**Exercise requirements:**
a) In the listing, change "schedule-cell" to "timetable-cell" in the stretch from the line containing "table-row [150,653,1101,681]" through the line containing "schedule-cell [991,1414,1101,1442]". Return only those lines, with nothing else altered.
b) Take the interview on oscilloscope trends further, picking up after its last answer.

**Given text:**

==================================================

Confused with all the feature updates and new specifications you see on oscilloscopes? This interview takes a look at the broad trends affecting oscilloscopes and how they help engineers.
Trevor J. Smith, manager, test & measurement, Pico Technology, speaks with Dilin Anand from EFY.
Q. What one feature defines newer oscilloscopes?
A. Newer test equipment and oscilloscopes have much deeper memory. The best among the latest scopes have 512 mega samples or more of capture or buffer memory. Looking at the trend, scopes had up to 500Mhz with one gigasample of buffer memory in 2013. Today, it has doubled. For an example of memory increase, oscilloscopes with 250MHz to 500MHz bandwidth come with a two GS buffer that can hold two 200 m captures at a rate of up to five gigasamples per second!
Q. What drives the need for additional memory on oscilloscopes and other test equipment?
A. Test engineers today need to do some really deep analysis. This creates the need for really high sampling speed, which also increases the need for more memory. Additional memory is also good for analysing strings of data. If design engineers are working on serial standards like I2C and Flexray, then analysing those communications channels along with the collected data would require additional memory.
Q. Apart from specification upgrades like memory, what else defines new oscilloscope hardware?
A. At the ports side, scopes have now upgraded to use USB3.0 instead of USB 2.0 for the interface. While the new interface is obviously faster, the real difference is that integrating USB 3.0 allows users to stream gap-free continuous data from oscilloscopes onto the user’s computer. This means that users can now graph frequency and duty cycle against time thus enabling them to capture waveforms in the modulation domain rather than the frequency and time domain.

==================================================

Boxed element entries
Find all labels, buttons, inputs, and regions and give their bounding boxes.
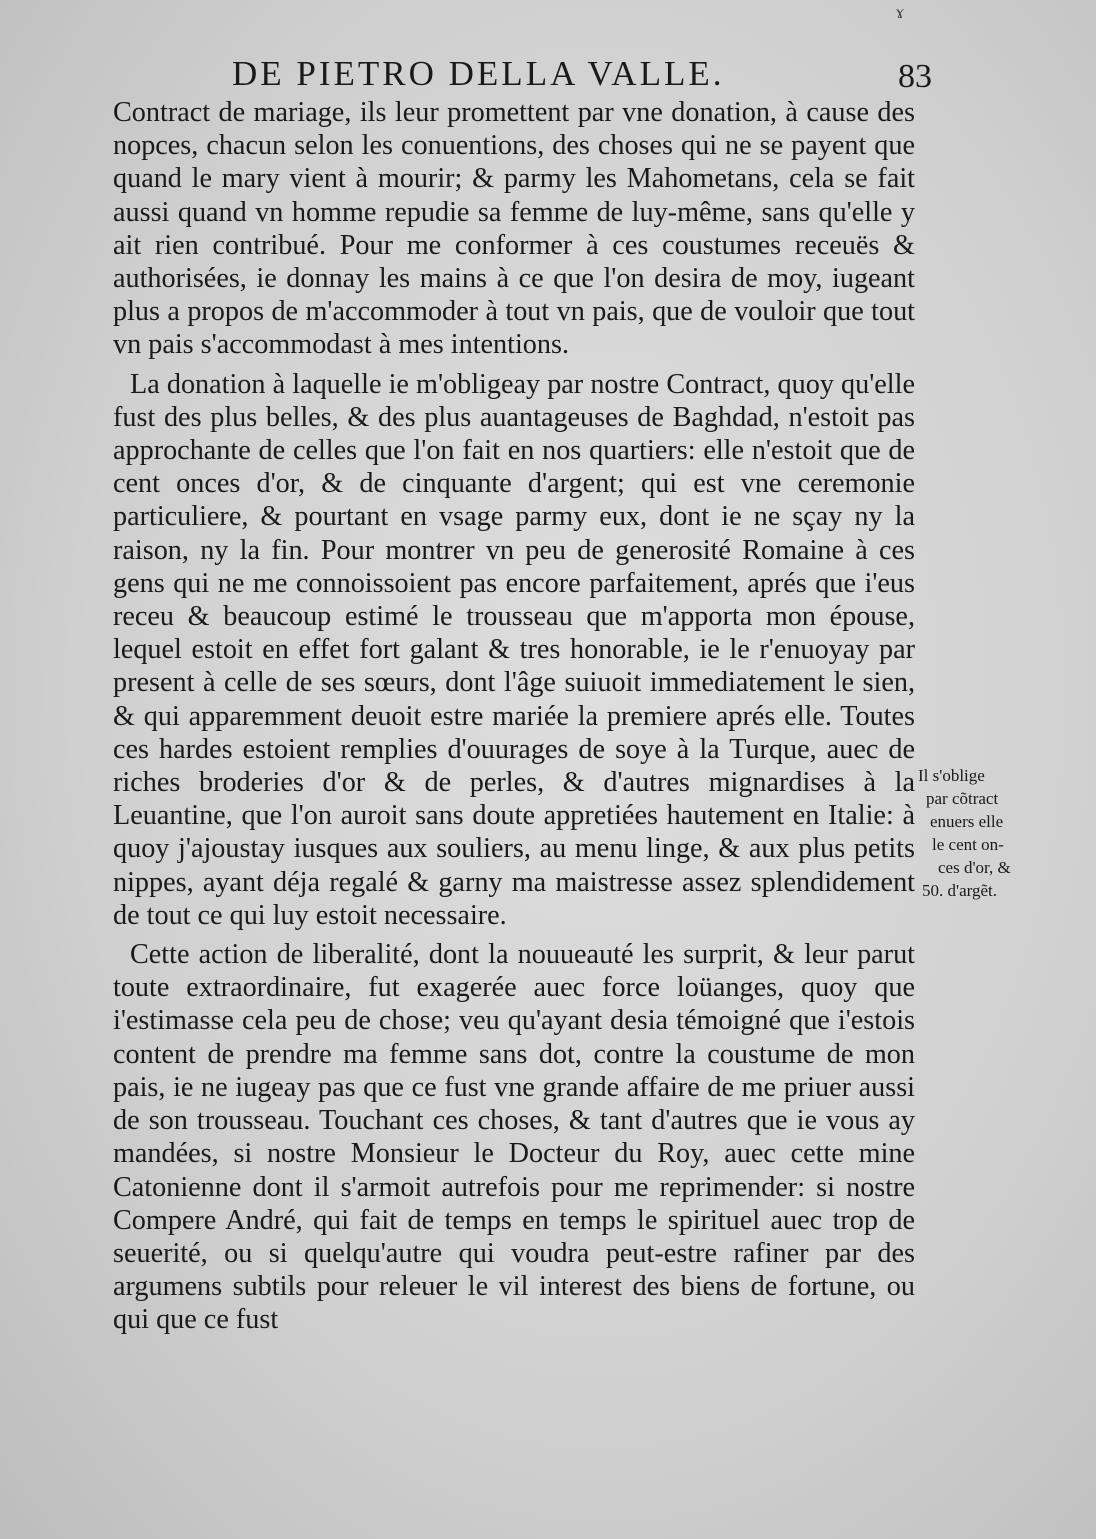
marginal-note <box>918 764 1048 902</box>
paragraph-2: La donation à laquelle ie m'obligeay par nostre Contract, quoy qu'elle fust des plus belles, & des plus auantageuses de Baghdad, n'estoit pas approchante de celles que l'on fait en nos quartiers: elle n'estoit que de cent onces d'or, & de cinquante d'argent; qui est vne ceremonie particuliere, & pourtant en vsage parmy eux, dont ie ne sçay ny la raison, ny la fin. Pour montrer vn peu de generosité Romaine à ces gens qui ne me connoissoient pas encore parfaitement, aprés que i'eus receu & beaucoup estimé le trousseau que m'apporta mon épouse, lequel estoit en effet fort galant & tres honorable, ie le r'enuoyay par present à celle de ses sœurs, dont l'âge suiuoit immediatement le sien, & qui apparemment deuoit estre mariée la premiere aprés elle. Toutes ces hardes estoient remplies d'ouurages de soye à la Turque, auec de riches broderies d'or & de perles, & d'autres mignardises à la Leuantine, que l'on auroit sans doute appretiées hautement en Italie: à quoy j'ajoustay iusques aux souliers, au menu linge, & aux plus petits nippes, ayant déja regalé & garny ma maistresse assez splendidement de tout ce qui luy estoit necessaire. <box>113 368 915 931</box>
marginal-note-line: 50. d'argẽt. <box>922 881 997 900</box>
marginal-note-line: Il s'oblige <box>918 766 985 785</box>
running-title: DE PIETRO DELLA VALLE. <box>232 54 725 93</box>
page-number: 83 <box>898 58 932 95</box>
marginal-note-line: le cent on- <box>932 835 1004 854</box>
paragraph-3: Cette action de liberalité, dont la nouueauté les surprit, & leur parut toute extraordinaire, fut exagerée auec force loüanges, quoy que i'estimasse cela peu de chose; veu qu'ayant desia témoigné que i'estois content de prendre ma femme sans dot, contre la coustume de mon pais, ie ne iugeay pas que ce fust vne grande affaire de me priuer aussi de son trousseau. Touchant ces choses, & tant d'autres que ie vous ay mandées, si nostre Monsieur le Docteur du Roy, auec cette mine Catonienne dont il s'armoit autrefois pour me reprimender: si nostre Compere André, qui fait de temps en temps le spirituel auec trop de seuerité, ou si quelqu'autre qui voudra peut-estre rafiner par des argumens subtils pour releuer le vil interest des biens de fortune, ou qui que ce fust <box>113 939 915 1336</box>
marginal-note-line: par cõtract <box>926 789 999 808</box>
marginal-note-line: ces d'or, & <box>938 858 1011 877</box>
marginal-note-line: enuers elle <box>930 812 1004 831</box>
corner-mark: ɤ <box>896 2 904 22</box>
paragraph-1: Contract de mariage, ils leur promettent par vne donation, à cause des nopces, chacun selon les conuentions, des choses qui ne se payent que quand le mary vient à mourir; & parmy les Mahometans, cela se fait aussi quand vn homme repudie sa femme de luy-même, sans qu'elle y ait rien contribué. Pour me conformer à ces coustumes receuës & authorisées, ie donnay les mains à ce que l'on desira de moy, iugeant plus a propos de m'accommoder à tout vn pais, que de vouloir que tout vn pais s'accommodast à mes intentions. <box>113 97 915 361</box>
body-text <box>113 96 915 1337</box>
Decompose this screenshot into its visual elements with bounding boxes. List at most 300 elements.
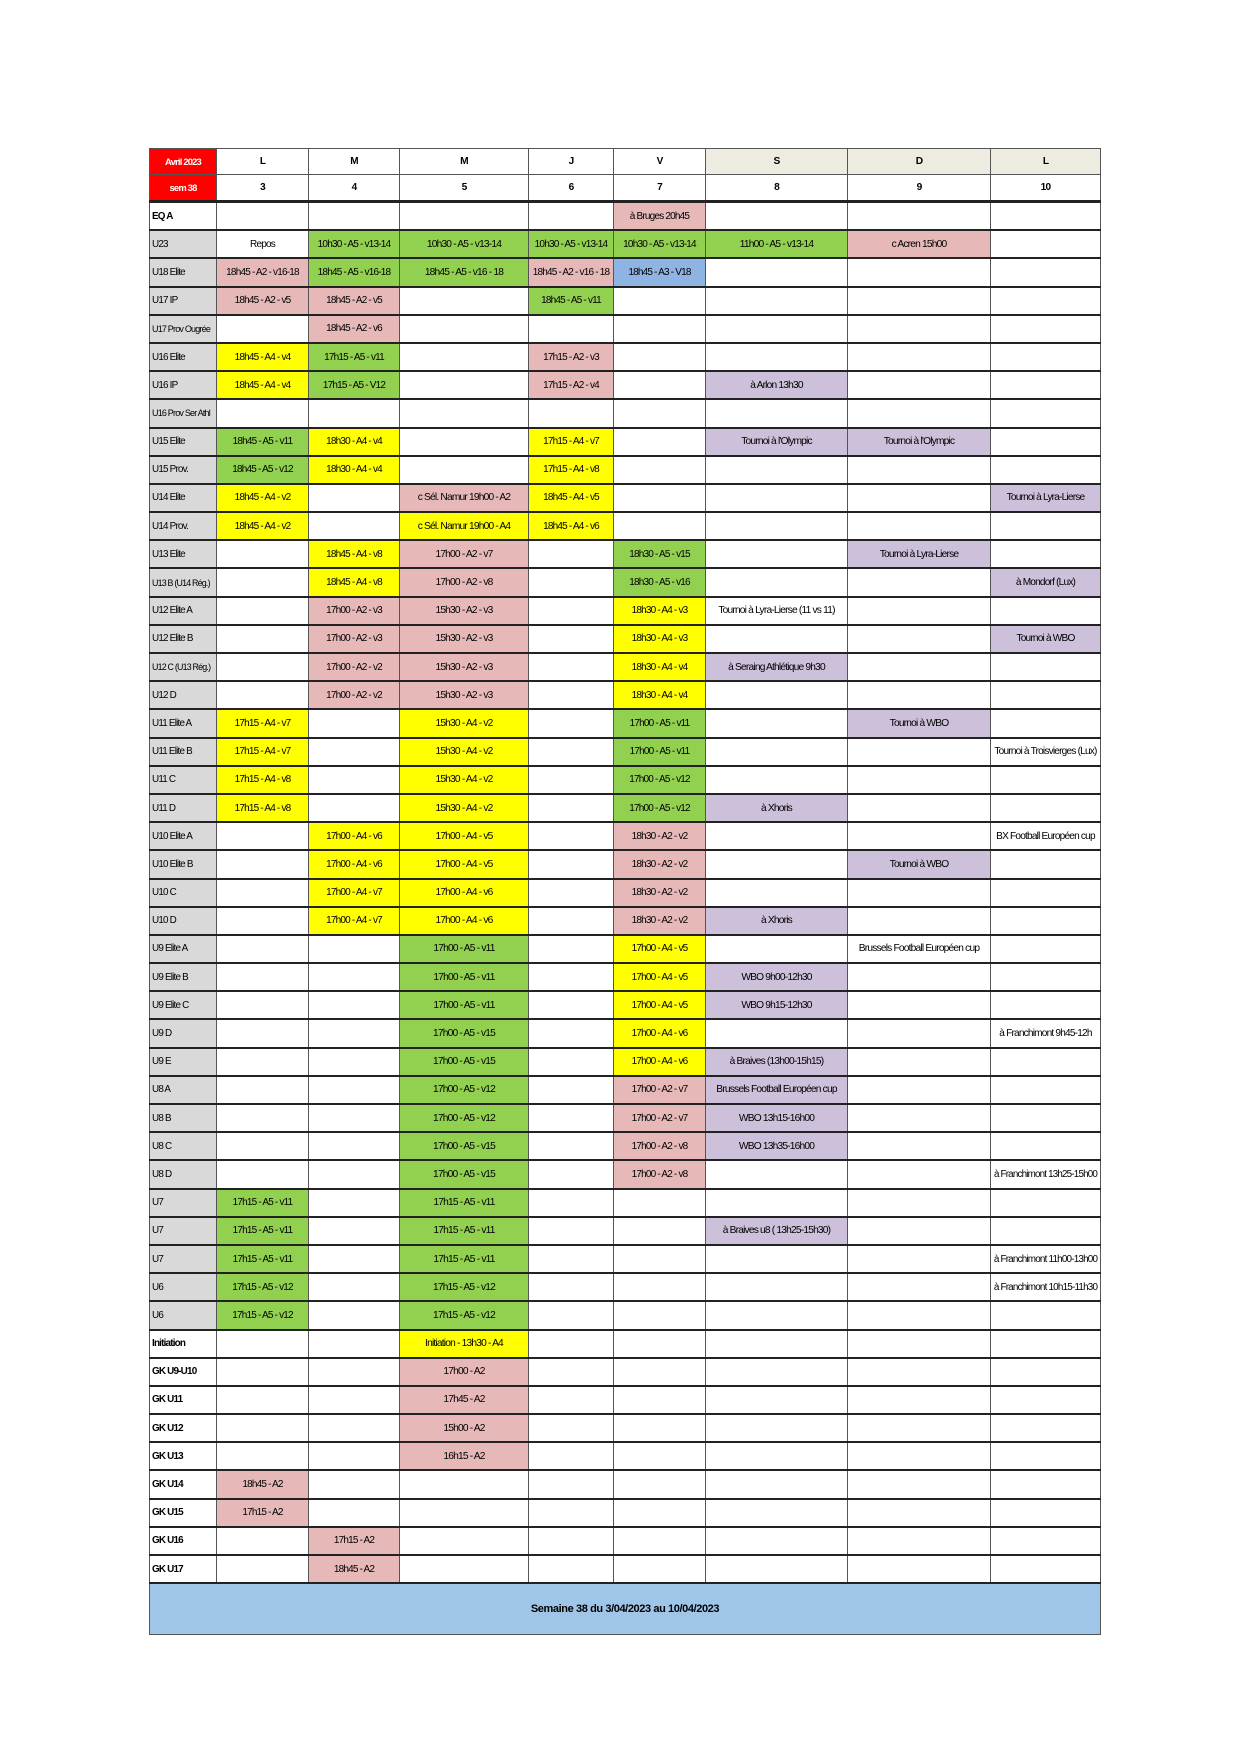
table-row [150,653,1101,681]
table-row [150,343,1101,371]
schedule-cell: 10h30 - A5 - v13-14 [529,230,614,258]
schedule-cell: 17h00 - A4 - v7 [309,879,400,907]
schedule-cell [848,1442,991,1470]
day-header: D [848,149,991,175]
team-label: GK U12 [150,1414,217,1442]
schedule-cell [706,343,848,371]
schedule-cell [991,1499,1101,1527]
schedule-cell: à Arlon 13h30 [706,371,848,399]
schedule-cell: 17h00 - A4 - v5 [614,935,706,963]
schedule-cell [309,399,400,427]
schedule-cell: BX Football Européen cup [991,822,1101,850]
schedule-cell: 10h30 - A5 - v13-14 [309,230,400,258]
schedule-cell: 18h45 - A2 - v16-18 [217,258,309,286]
schedule-cell [848,568,991,596]
schedule-cell [991,1414,1101,1442]
schedule-cell: 17h00 - A4 - v5 [400,850,529,878]
team-label: U15 Elite [150,428,217,456]
schedule-cell [309,1217,400,1245]
header-dates-row [150,175,1101,202]
table-row [150,1076,1101,1104]
date-header: 5 [400,175,529,202]
schedule-cell [309,1076,400,1104]
schedule-cell [400,399,529,427]
schedule-cell: 15h30 - A4 - v2 [400,794,529,822]
schedule-cell: 17h00 - A2 [400,1358,529,1386]
schedule-cell: 17h00 - A4 - v7 [309,907,400,935]
schedule-cell [706,287,848,315]
schedule-cell [706,1273,848,1301]
schedule-cell [529,1019,614,1047]
team-label: U9 Elite C [150,991,217,1019]
schedule-cell: Tournoi à l'Olympic [706,428,848,456]
date-header: 8 [706,175,848,202]
schedule-cell: 18h45 - A4 - v4 [217,343,309,371]
day-header: S [706,149,848,175]
schedule-cell: 18h30 - A2 - v2 [614,907,706,935]
schedule-cell [706,879,848,907]
schedule-cell [848,1330,991,1358]
schedule-cell [991,1301,1101,1329]
team-label: U17 Prov Ougrée [150,315,217,343]
schedule-cell [529,907,614,935]
schedule-cell: c Sél. Namur 19h00 - A4 [400,512,529,540]
day-header: M [309,149,400,175]
schedule-cell: 17h00 - A2 - v7 [614,1104,706,1132]
schedule-cell [848,258,991,286]
schedule-cell [848,512,991,540]
schedule-cell: 17h00 - A5 - v15 [400,1048,529,1076]
schedule-cell [848,738,991,766]
schedule-cell [848,1245,991,1273]
schedule-cell: 17h15 - A5 - v11 [217,1217,309,1245]
schedule-cell [309,1104,400,1132]
schedule-cell: 17h15 - A2 - v4 [529,371,614,399]
schedule-cell [991,963,1101,991]
schedule-cell [217,879,309,907]
schedule-body [150,202,1101,1584]
table-row [150,399,1101,427]
schedule-cell [706,1555,848,1583]
schedule-cell: 17h00 - A5 - v11 [400,935,529,963]
schedule-cell [848,202,991,231]
schedule-cell [217,568,309,596]
team-label: EQ A [150,202,217,231]
schedule-cell: Tournoi à Lyra-Lierse [991,484,1101,512]
table-row [150,1442,1101,1470]
schedule-cell [529,766,614,794]
schedule-cell [217,1555,309,1583]
table-row [150,202,1101,231]
table-row [150,428,1101,456]
schedule-cell [706,1160,848,1188]
schedule-cell: 17h00 - A5 - v12 [400,1104,529,1132]
schedule-cell: 17h00 - A5 - v11 [400,963,529,991]
schedule-cell [309,1470,400,1498]
schedule-cell [991,287,1101,315]
schedule-cell: 17h00 - A5 - v12 [400,1076,529,1104]
team-label: U12 Elite A [150,597,217,625]
schedule-cell: Tournoi à WBO [848,709,991,737]
schedule-cell [991,1470,1101,1498]
schedule-cell [614,512,706,540]
team-label: U16 IP [150,371,217,399]
table-row [150,315,1101,343]
schedule-cell: 15h00 - A2 [400,1414,529,1442]
team-label: GK U14 [150,1470,217,1498]
table-row [150,540,1101,568]
schedule-cell: WBO 9h15-12h30 [706,991,848,1019]
schedule-cell: 17h15 - A5 - v11 [309,343,400,371]
date-header: 4 [309,175,400,202]
schedule-cell: 18h30 - A4 - v4 [309,456,400,484]
schedule-cell: 15h30 - A4 - v2 [400,738,529,766]
schedule-cell [309,484,400,512]
schedule-cell [529,822,614,850]
schedule-cell [309,1048,400,1076]
schedule-cell: à Seraing Athlétique 9h30 [706,653,848,681]
schedule-cell [991,1386,1101,1414]
schedule-cell: Tournoi à l'Olympic [848,428,991,456]
schedule-cell [991,315,1101,343]
schedule-cell [529,1414,614,1442]
schedule-cell [848,1217,991,1245]
schedule-cell [991,1555,1101,1583]
schedule-cell [309,709,400,737]
month-label: Avril 2023 [150,149,217,175]
schedule-cell [400,1527,529,1555]
schedule-cell [848,681,991,709]
schedule-cell: 18h45 - A5 - v11 [217,428,309,456]
schedule-cell: 17h15 - A2 [309,1527,400,1555]
team-label: U6 [150,1273,217,1301]
schedule-cell [309,1273,400,1301]
schedule-cell [529,540,614,568]
schedule-cell [848,1273,991,1301]
schedule-cell [309,512,400,540]
schedule-cell: 17h00 - A4 - v6 [309,850,400,878]
schedule-cell [848,315,991,343]
schedule-cell: 17h15 - A2 [217,1499,309,1527]
schedule-cell: à Xhoris [706,907,848,935]
schedule-cell [529,1273,614,1301]
schedule-cell [217,1076,309,1104]
team-label: Initiation [150,1330,217,1358]
schedule-cell: 17h15 - A5 - V12 [309,371,400,399]
schedule-cell: 17h00 - A5 - v12 [614,794,706,822]
schedule-cell [848,1555,991,1583]
schedule-cell [848,625,991,653]
schedule-cell [400,343,529,371]
schedule-cell [529,399,614,427]
schedule-cell [848,879,991,907]
schedule-cell [529,709,614,737]
schedule-cell: 17h15 - A5 - v11 [217,1189,309,1217]
schedule-cell [614,1217,706,1245]
schedule-cell [217,1358,309,1386]
schedule-cell [529,1442,614,1470]
schedule-cell [848,371,991,399]
schedule-cell [614,371,706,399]
table-row [150,766,1101,794]
team-label: U7 [150,1189,217,1217]
schedule-cell [848,963,991,991]
schedule-cell [217,935,309,963]
schedule-cell [529,1104,614,1132]
team-label: U9 D [150,1019,217,1047]
schedule-cell: Tournoi à Lyra-Lierse [848,540,991,568]
schedule-cell [614,1414,706,1442]
schedule-cell [706,822,848,850]
schedule-cell [614,287,706,315]
schedule-cell [706,1442,848,1470]
schedule-cell [529,1386,614,1414]
schedule-cell [529,1245,614,1273]
schedule-cell: 17h15 - A2 - v3 [529,343,614,371]
schedule-cell [400,1555,529,1583]
schedule-cell: 15h30 - A4 - v2 [400,766,529,794]
schedule-cell: 17h45 - A2 [400,1386,529,1414]
schedule-cell: 17h00 - A4 - v6 [400,879,529,907]
day-header: J [529,149,614,175]
schedule-cell [400,1499,529,1527]
schedule-cell [309,1301,400,1329]
team-label: U12 Elite B [150,625,217,653]
schedule-cell: 18h45 - A4 - v2 [217,484,309,512]
table-row [150,1499,1101,1527]
schedule-cell [309,935,400,963]
schedule-cell [706,512,848,540]
schedule-cell [529,1470,614,1498]
schedule-cell: 15h30 - A2 - v3 [400,625,529,653]
table-row [150,963,1101,991]
schedule-cell [529,879,614,907]
schedule-cell [614,1358,706,1386]
schedule-cell [614,1527,706,1555]
schedule-cell [529,991,614,1019]
schedule-cell [991,1217,1101,1245]
schedule-cell [848,907,991,935]
schedule-cell: 17h15 - A5 - v11 [400,1245,529,1273]
table-row [150,1189,1101,1217]
schedule-cell [529,1527,614,1555]
schedule-cell: Brussels Football Européen cup [848,935,991,963]
team-label: U8 D [150,1160,217,1188]
schedule-cell: 18h45 - A4 - v5 [529,484,614,512]
schedule-cell [991,512,1101,540]
schedule-cell [848,1414,991,1442]
schedule-cell [217,653,309,681]
schedule-cell: 18h45 - A2 - v5 [309,287,400,315]
schedule-cell [529,1048,614,1076]
schedule-cell [217,1527,309,1555]
schedule-cell [706,1019,848,1047]
schedule-cell [217,1048,309,1076]
schedule-cell: 18h30 - A4 - v3 [614,625,706,653]
schedule-cell: WBO 13h15-16h00 [706,1104,848,1132]
schedule-cell [706,456,848,484]
schedule-cell: Initiation - 13h30 - A4 [400,1330,529,1358]
schedule-cell: 17h00 - A2 - v8 [614,1160,706,1188]
schedule-cell: à Franchimont 10h15-11h30 [991,1273,1101,1301]
schedule-cell: 17h15 - A4 - v8 [529,456,614,484]
date-header: 3 [217,175,309,202]
team-label: U7 [150,1217,217,1245]
schedule-cell [217,850,309,878]
schedule-cell [217,597,309,625]
schedule-cell: à Mondorf (Lux) [991,568,1101,596]
schedule-cell [529,1217,614,1245]
schedule-cell [706,738,848,766]
schedule-cell [529,850,614,878]
schedule-cell: 17h00 - A2 - v2 [309,681,400,709]
schedule-cell [614,1555,706,1583]
schedule-cell [309,738,400,766]
schedule-cell [529,1499,614,1527]
schedule-cell [706,681,848,709]
schedule-cell [706,935,848,963]
schedule-cell: 18h45 - A4 - v2 [217,512,309,540]
schedule-cell [529,935,614,963]
date-header: 10 [991,175,1101,202]
schedule-cell [848,456,991,484]
schedule-cell [848,1104,991,1132]
schedule-cell [309,1442,400,1470]
schedule-cell: 17h00 - A5 - v12 [614,766,706,794]
team-label: U8 A [150,1076,217,1104]
schedule-cell [848,1470,991,1498]
schedule-cell [848,822,991,850]
table-row [150,991,1101,1019]
schedule-cell [217,1442,309,1470]
schedule-cell: 17h15 - A5 - v12 [400,1273,529,1301]
schedule-cell [309,1245,400,1273]
team-label: U15 Prov. [150,456,217,484]
schedule-cell: 18h30 - A2 - v2 [614,879,706,907]
schedule-cell: WBO 13h35-16h00 [706,1132,848,1160]
table-row [150,1414,1101,1442]
schedule-cell [309,766,400,794]
schedule-cell [614,428,706,456]
team-label: U8 B [150,1104,217,1132]
schedule-cell: 18h30 - A4 - v4 [614,653,706,681]
schedule-cell: 17h15 - A4 - v7 [529,428,614,456]
date-header: 7 [614,175,706,202]
table-row [150,1132,1101,1160]
table-row [150,1019,1101,1047]
table-row [150,597,1101,625]
schedule-cell: 17h00 - A2 - v3 [309,625,400,653]
schedule-cell: 18h45 - A4 - v6 [529,512,614,540]
schedule-cell [706,1527,848,1555]
team-label: U18 Elite [150,258,217,286]
schedule-cell [706,1245,848,1273]
team-label: U14 Prov. [150,512,217,540]
team-label: U14 Elite [150,484,217,512]
schedule-cell [706,709,848,737]
schedule-cell: 17h15 - A5 - v12 [217,1301,309,1329]
schedule-cell [706,625,848,653]
schedule-cell [614,1386,706,1414]
team-label: U23 [150,230,217,258]
schedule-cell: 17h00 - A5 - v11 [614,738,706,766]
schedule-cell: 17h00 - A5 - v15 [400,1132,529,1160]
schedule-cell: 17h00 - A2 - v7 [614,1076,706,1104]
table-row [150,1358,1101,1386]
team-label: U10 Elite A [150,822,217,850]
schedule-cell [400,1470,529,1498]
schedule-cell [217,991,309,1019]
schedule-cell [848,1358,991,1386]
schedule-cell: 17h15 - A4 - v7 [217,709,309,737]
schedule-cell [991,1132,1101,1160]
schedule-cell [400,371,529,399]
table-row [150,258,1101,286]
schedule-cell [614,343,706,371]
schedule-cell [309,991,400,1019]
schedule-cell [706,1330,848,1358]
schedule-cell [848,1386,991,1414]
schedule-cell: 18h45 - A4 - v4 [217,371,309,399]
schedule-cell [991,907,1101,935]
schedule-cell: 17h00 - A5 - v15 [400,1019,529,1047]
schedule-cell [614,1442,706,1470]
schedule-cell: 18h45 - A5 - v11 [529,287,614,315]
schedule-cell [217,907,309,935]
team-label: GK U17 [150,1555,217,1583]
schedule-cell [706,484,848,512]
table-row [150,935,1101,963]
schedule-cell [848,794,991,822]
schedule-cell [848,653,991,681]
schedule-cell [309,1386,400,1414]
team-label: GK U15 [150,1499,217,1527]
schedule-cell [991,1330,1101,1358]
schedule-cell [614,1189,706,1217]
schedule-cell [529,625,614,653]
schedule-cell [614,1499,706,1527]
schedule-cell: 18h45 - A4 - v8 [309,540,400,568]
table-row [150,907,1101,935]
schedule-cell: 17h00 - A4 - v6 [400,907,529,935]
schedule-cell [614,456,706,484]
schedule-cell [529,1330,614,1358]
schedule-cell [529,1555,614,1583]
schedule-cell: 18h30 - A4 - v4 [309,428,400,456]
schedule-cell: 18h45 - A2 [217,1470,309,1498]
schedule-cell [848,1132,991,1160]
schedule-cell: 17h15 - A5 - v11 [217,1245,309,1273]
schedule-cell [991,1076,1101,1104]
schedule-cell [529,794,614,822]
date-header: 9 [848,175,991,202]
team-label: U17 IP [150,287,217,315]
table-row [150,625,1101,653]
schedule-cell: 17h00 - A4 - v5 [400,822,529,850]
schedule-cell: 17h00 - A4 - v6 [614,1019,706,1047]
day-header: L [217,149,309,175]
team-label: U9 Elite B [150,963,217,991]
table-row [150,1527,1101,1555]
schedule-cell [309,1499,400,1527]
schedule-cell: 15h30 - A2 - v3 [400,597,529,625]
table-row [150,456,1101,484]
schedule-cell [400,202,529,231]
schedule-cell [400,315,529,343]
schedule-cell [706,258,848,286]
table-row [150,1104,1101,1132]
schedule-cell [848,1301,991,1329]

==================================================

**Responses to the exercise:**
a)
table-row [150,653,1101,681]
table-row [150,343,1101,371]
timetable-cell: 10h30 - A5 - v13-14 [529,230,614,258]
timetable-cell: 17h00 - A4 - v7 [309,879,400,907]
timetable-cell [848,1442,991,1470]
day-header: D [848,149,991,175]
team-label: GK U12 [150,1414,217,1442]
timetable-cell [706,343,848,371]
timetable-cell [991,1499,1101,1527]
timetable-cell: à Arlon 13h30 [706,371,848,399]
timetable-cell: 17h00 - A4 - v5 [614,935,706,963]
timetable-cell [309,399,400,427]
timetable-cell: BX Football Européen cup [991,822,1101,850]
timetable-cell: 10h30 - A5 - v13-14 [309,230,400,258]
timetable-cell: 18h45 - A2 - v16-18 [217,258,309,286]
timetable-cell [848,568,991,596]
timetable-cell [991,1414,1101,1442]

b)
Q. Now that we have a good idea about hardware developments, could you give an idea of the software side of things?
A. Software upgrades to scopes are also a big part of their feature set. Vendors are constantly releasing new versions of software. Sometimes you even see software updates deliver support for newer protocols that the original equipment did not ship with. In January 2016, some oscilloscopes saw feature updates that increased the number of serial decoders to 16 from the seven or eight protocols that they previously had. Sometimes, customers request support for specific protocols like Flexray and we add those to their test equipment through software updates.
Q. Any changes in new scopes relating to how engineers today use these equipment?
A. Yes, on the user interface front, it has been designed to be more usable for touch-based zooming and panning. One interesting feature here is an age counter, so that people counting long data streams to count the positive edges so that they don’t really have to manually add them. Another small but significant change was with simplifying visuals. If you look at the CAN bus package, there are different fields. What we did was we colour coded them. The beauty of that for end customers is they are able to visually understand the results of the decoder.
Q. Any Interesting insights noticed in engineers’ preferences for various features or oscilloscopes?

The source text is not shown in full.